━━━━━ Stored records ━━━━━

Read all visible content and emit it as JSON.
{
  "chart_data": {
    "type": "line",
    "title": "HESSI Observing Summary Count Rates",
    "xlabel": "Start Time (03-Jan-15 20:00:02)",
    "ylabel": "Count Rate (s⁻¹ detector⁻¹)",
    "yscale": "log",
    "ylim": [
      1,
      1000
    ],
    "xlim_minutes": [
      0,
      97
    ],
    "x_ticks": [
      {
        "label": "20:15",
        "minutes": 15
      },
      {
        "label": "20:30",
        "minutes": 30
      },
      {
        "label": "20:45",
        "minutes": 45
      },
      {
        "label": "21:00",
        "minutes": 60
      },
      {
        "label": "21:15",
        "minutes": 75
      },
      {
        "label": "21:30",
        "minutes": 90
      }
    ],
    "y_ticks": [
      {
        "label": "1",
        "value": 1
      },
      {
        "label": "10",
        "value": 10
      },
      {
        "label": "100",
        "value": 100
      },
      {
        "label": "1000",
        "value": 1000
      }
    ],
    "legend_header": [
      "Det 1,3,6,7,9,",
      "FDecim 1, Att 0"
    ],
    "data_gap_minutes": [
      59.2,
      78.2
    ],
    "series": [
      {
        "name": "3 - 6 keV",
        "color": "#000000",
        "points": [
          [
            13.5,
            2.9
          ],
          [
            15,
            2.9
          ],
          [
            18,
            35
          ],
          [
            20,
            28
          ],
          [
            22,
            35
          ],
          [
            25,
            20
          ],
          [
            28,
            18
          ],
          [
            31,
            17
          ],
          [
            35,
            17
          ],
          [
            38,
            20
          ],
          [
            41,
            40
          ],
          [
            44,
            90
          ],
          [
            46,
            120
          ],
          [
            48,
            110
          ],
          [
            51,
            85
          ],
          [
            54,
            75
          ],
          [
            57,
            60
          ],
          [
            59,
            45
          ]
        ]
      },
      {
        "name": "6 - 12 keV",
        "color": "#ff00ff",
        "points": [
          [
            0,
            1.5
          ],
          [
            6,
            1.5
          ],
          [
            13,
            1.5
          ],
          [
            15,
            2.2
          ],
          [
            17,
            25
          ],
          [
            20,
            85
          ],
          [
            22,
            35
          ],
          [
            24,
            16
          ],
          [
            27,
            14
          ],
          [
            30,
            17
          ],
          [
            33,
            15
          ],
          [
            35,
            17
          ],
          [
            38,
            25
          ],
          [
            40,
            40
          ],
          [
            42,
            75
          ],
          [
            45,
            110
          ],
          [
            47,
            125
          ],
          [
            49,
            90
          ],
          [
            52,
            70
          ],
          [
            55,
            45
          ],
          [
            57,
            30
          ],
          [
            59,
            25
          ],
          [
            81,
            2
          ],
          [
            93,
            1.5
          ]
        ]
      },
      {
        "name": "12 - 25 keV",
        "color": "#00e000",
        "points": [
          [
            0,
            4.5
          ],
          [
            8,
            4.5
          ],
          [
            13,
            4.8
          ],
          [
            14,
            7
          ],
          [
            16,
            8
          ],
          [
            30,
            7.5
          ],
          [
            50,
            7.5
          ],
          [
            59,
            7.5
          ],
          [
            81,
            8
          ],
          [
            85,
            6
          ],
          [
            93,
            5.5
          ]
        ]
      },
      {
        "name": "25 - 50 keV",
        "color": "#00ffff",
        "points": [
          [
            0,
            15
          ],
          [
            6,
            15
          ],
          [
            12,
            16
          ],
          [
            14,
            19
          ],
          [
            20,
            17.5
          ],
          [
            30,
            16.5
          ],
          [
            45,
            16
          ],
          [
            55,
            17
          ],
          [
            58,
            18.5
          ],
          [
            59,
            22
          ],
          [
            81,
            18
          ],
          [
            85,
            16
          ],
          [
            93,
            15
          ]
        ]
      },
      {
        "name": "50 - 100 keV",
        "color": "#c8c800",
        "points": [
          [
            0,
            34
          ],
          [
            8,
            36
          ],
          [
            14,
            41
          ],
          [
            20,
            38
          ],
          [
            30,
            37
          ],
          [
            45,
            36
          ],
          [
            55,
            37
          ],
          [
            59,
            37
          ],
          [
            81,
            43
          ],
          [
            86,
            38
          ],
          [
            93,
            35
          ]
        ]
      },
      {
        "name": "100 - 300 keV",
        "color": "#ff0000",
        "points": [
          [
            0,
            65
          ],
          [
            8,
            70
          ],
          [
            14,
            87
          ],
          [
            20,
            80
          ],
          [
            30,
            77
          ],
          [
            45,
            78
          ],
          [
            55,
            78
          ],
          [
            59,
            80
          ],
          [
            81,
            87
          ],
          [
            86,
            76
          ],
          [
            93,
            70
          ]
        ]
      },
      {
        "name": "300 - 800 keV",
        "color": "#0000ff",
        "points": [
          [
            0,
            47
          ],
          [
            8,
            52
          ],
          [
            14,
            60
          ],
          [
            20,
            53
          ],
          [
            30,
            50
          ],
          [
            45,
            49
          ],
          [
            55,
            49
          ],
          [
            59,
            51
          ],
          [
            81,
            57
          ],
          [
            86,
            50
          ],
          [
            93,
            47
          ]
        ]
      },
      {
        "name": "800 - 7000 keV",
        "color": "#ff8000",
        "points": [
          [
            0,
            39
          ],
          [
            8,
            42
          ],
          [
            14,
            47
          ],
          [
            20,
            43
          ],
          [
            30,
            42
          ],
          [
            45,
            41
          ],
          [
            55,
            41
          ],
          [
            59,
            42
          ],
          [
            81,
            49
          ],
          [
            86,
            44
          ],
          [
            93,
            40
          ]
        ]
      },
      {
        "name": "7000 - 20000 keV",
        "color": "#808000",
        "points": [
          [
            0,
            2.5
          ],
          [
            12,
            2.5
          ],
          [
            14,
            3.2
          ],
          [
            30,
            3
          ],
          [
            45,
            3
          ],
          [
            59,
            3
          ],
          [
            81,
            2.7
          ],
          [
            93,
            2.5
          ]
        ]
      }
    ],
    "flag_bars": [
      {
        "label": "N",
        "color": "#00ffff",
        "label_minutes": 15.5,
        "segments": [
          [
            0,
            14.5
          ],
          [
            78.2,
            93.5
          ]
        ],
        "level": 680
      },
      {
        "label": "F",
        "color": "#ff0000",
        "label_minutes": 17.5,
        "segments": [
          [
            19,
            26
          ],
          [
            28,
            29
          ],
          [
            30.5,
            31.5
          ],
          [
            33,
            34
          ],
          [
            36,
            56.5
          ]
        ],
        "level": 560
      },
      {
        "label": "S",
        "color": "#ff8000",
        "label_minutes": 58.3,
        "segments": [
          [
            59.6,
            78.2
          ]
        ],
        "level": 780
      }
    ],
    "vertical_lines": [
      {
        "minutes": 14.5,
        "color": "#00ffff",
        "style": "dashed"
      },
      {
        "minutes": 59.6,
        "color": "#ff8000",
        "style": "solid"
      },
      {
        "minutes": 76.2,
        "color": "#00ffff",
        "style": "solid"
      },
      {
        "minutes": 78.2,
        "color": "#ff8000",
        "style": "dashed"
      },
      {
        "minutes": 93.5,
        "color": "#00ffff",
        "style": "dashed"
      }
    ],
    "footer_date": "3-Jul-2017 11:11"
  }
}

━━━━━

■ **Written exercise**: Repeat the data verbatim.

■ **Reply**:
Read all visible content and emit it as JSON.
{
  "chart_data": {
    "type": "line",
    "title": "HESSI Observing Summary Count Rates",
    "xlabel": "Start Time (03-Jan-15 20:00:02)",
    "ylabel": "Count Rate (s⁻¹ detector⁻¹)",
    "yscale": "log",
    "ylim": [
      1,
      1000
    ],
    "xlim_minutes": [
      0,
      97
    ],
    "x_ticks": [
      {
        "label": "20:15",
        "minutes": 15
      },
      {
        "label": "20:30",
        "minutes": 30
      },
      {
        "label": "20:45",
        "minutes": 45
      },
      {
        "label": "21:00",
        "minutes": 60
      },
      {
        "label": "21:15",
        "minutes": 75
      },
      {
        "label": "21:30",
        "minutes": 90
      }
    ],
    "y_ticks": [
      {
        "label": "1",
        "value": 1
      },
      {
        "label": "10",
        "value": 10
      },
      {
        "label": "100",
        "value": 100
      },
      {
        "label": "1000",
        "value": 1000
      }
    ],
    "legend_header": [
      "Det 1,3,6,7,9,",
      "FDecim 1, Att 0"
    ],
    "data_gap_minutes": [
      59.2,
      78.2
    ],
    "series": [
      {
        "name": "3 - 6 keV",
        "color": "#000000",
        "points": [
          [
            13.5,
            2.9
          ],
          [
            15,
            2.9
          ],
          [
            18,
            35
          ],
          [
            20,
            28
          ],
          [
            22,
            35
          ],
          [
            25,
            20
          ],
          [
            28,
            18
          ],
          [
            31,
            17
          ],
          [
            35,
            17
          ],
          [
            38,
            20
          ],
          [
            41,
            40
          ],
          [
            44,
            90
          ],
          [
            46,
            120
          ],
          [
            48,
            110
          ],
          [
            51,
            85
          ],
          [
            54,
            75
          ],
          [
            57,
            60
          ],
          [
            59,
            45
          ]
        ]
      },
      {
        "name": "6 - 12 keV",
        "color": "#ff00ff",
        "points": [
          [
            0,
            1.5
          ],
          [
            6,
            1.5
          ],
          [
            13,
            1.5
          ],
          [
            15,
            2.2
          ],
          [
            17,
            25
          ],
          [
            20,
            85
          ],
          [
            22,
            35
          ],
          [
            24,
            16
          ],
          [
            27,
            14
          ],
          [
            30,
            17
          ],
          [
            33,
            15
          ],
          [
            35,
            17
          ],
          [
            38,
            25
          ],
          [
            40,
            40
          ],
          [
            42,
            75
          ],
          [
            45,
            110
          ],
          [
            47,
            125
          ],
          [
            49,
            90
          ],
          [
            52,
            70
          ],
          [
            55,
            45
          ],
          [
            57,
            30
          ],
          [
            59,
            25
          ],
          [
            81,
            2
          ],
          [
            93,
            1.5
          ]
        ]
      },
      {
        "name": "12 - 25 keV",
        "color": "#00e000",
        "points": [
          [
            0,
            4.5
          ],
          [
            8,
            4.5
          ],
          [
            13,
            4.8
          ],
          [
            14,
            7
          ],
          [
            16,
            8
          ],
          [
            30,
            7.5
          ],
          [
            50,
            7.5
          ],
          [
            59,
            7.5
          ],
          [
            81,
            8
          ],
          [
            85,
            6
          ],
          [
            93,
            5.5
          ]
        ]
      },
      {
        "name": "25 - 50 keV",
        "color": "#00ffff",
        "points": [
          [
            0,
            15
          ],
          [
            6,
            15
          ],
          [
            12,
            16
          ],
          [
            14,
            19
          ],
          [
            20,
            17.5
          ],
          [
            30,
            16.5
          ],
          [
            45,
            16
          ],
          [
            55,
            17
          ],
          [
            58,
            18.5
          ],
          [
            59,
            22
          ],
          [
            81,
            18
          ],
          [
            85,
            16
          ],
          [
            93,
            15
          ]
        ]
      },
      {
        "name": "50 - 100 keV",
        "color": "#c8c800",
        "points": [
          [
            0,
            34
          ],
          [
            8,
            36
          ],
          [
            14,
            41
          ],
          [
            20,
            38
          ],
          [
            30,
            37
          ],
          [
            45,
            36
          ],
          [
            55,
            37
          ],
          [
            59,
            37
          ],
          [
            81,
            43
          ],
          [
            86,
            38
          ],
          [
            93,
            35
          ]
        ]
      },
      {
        "name": "100 - 300 keV",
        "color": "#ff0000",
        "points": [
          [
            0,
            65
          ],
          [
            8,
            70
          ],
          [
            14,
            87
          ],
          [
            20,
            80
          ],
          [
            30,
            77
          ],
          [
            45,
            78
          ],
          [
            55,
            78
          ],
          [
            59,
            80
          ],
          [
            81,
            87
          ],
          [
            86,
            76
          ],
          [
            93,
            70
          ]
        ]
      },
      {
        "name": "300 - 800 keV",
        "color": "#0000ff",
        "points": [
          [
            0,
            47
          ],
          [
            8,
            52
          ],
          [
            14,
            60
          ],
          [
            20,
            53
          ],
          [
            30,
            50
          ],
          [
            45,
            49
          ],
          [
            55,
            49
          ],
          [
            59,
            51
          ],
          [
            81,
            57
          ],
          [
            86,
            50
          ],
          [
            93,
            47
          ]
        ]
      },
      {
        "name": "800 - 7000 keV",
        "color": "#ff8000",
        "points": [
          [
            0,
            39
          ],
          [
            8,
            42
          ],
          [
            14,
            47
          ],
          [
            20,
            43
          ],
          [
            30,
            42
          ],
          [
            45,
            41
          ],
          [
            55,
            41
          ],
          [
            59,
            42
          ],
          [
            81,
            49
          ],
          [
            86,
            44
          ],
          [
            93,
            40
          ]
        ]
      },
      {
        "name": "7000 - 20000 keV",
        "color": "#808000",
        "points": [
          [
            0,
            2.5
          ],
          [
            12,
            2.5
          ],
          [
            14,
            3.2
          ],
          [
            30,
            3
          ],
          [
            45,
            3
          ],
          [
            59,
            3
          ],
          [
            81,
            2.7
          ],
          [
            93,
            2.5
          ]
        ]
      }
    ],
    "flag_bars": [
      {
        "label": "N",
        "color": "#00ffff",
        "label_minutes": 15.5,
        "segments": [
          [
            0,
            14.5
          ],
          [
            78.2,
            93.5
          ]
        ],
        "level": 680
      },
      {
        "label": "F",
        "color": "#ff0000",
        "label_minutes": 17.5,
        "segments": [
          [
            19,
            26
          ],
          [
            28,
            29
          ],
          [
            30.5,
            31.5
          ],
          [
            33,
            34
          ],
          [
            36,
            56.5
          ]
        ],
        "level": 560
      },
      {
        "label": "S",
        "color": "#ff8000",
        "label_minutes": 58.3,
        "segments": [
          [
            59.6,
            78.2
          ]
        ],
        "level": 780
      }
    ],
    "vertical_lines": [
      {
        "minutes": 14.5,
        "color": "#00ffff",
        "style": "dashed"
      },
      {
        "minutes": 59.6,
        "color": "#ff8000",
        "style": "solid"
      },
      {
        "minutes": 76.2,
        "color": "#00ffff",
        "style": "solid"
      },
      {
        "minutes": 78.2,
        "color": "#ff8000",
        "style": "dashed"
      },
      {
        "minutes": 93.5,
        "color": "#00ffff",
        "style": "dashed"
      }
    ],
    "footer_date": "3-Jul-2017 11:11"
  }
}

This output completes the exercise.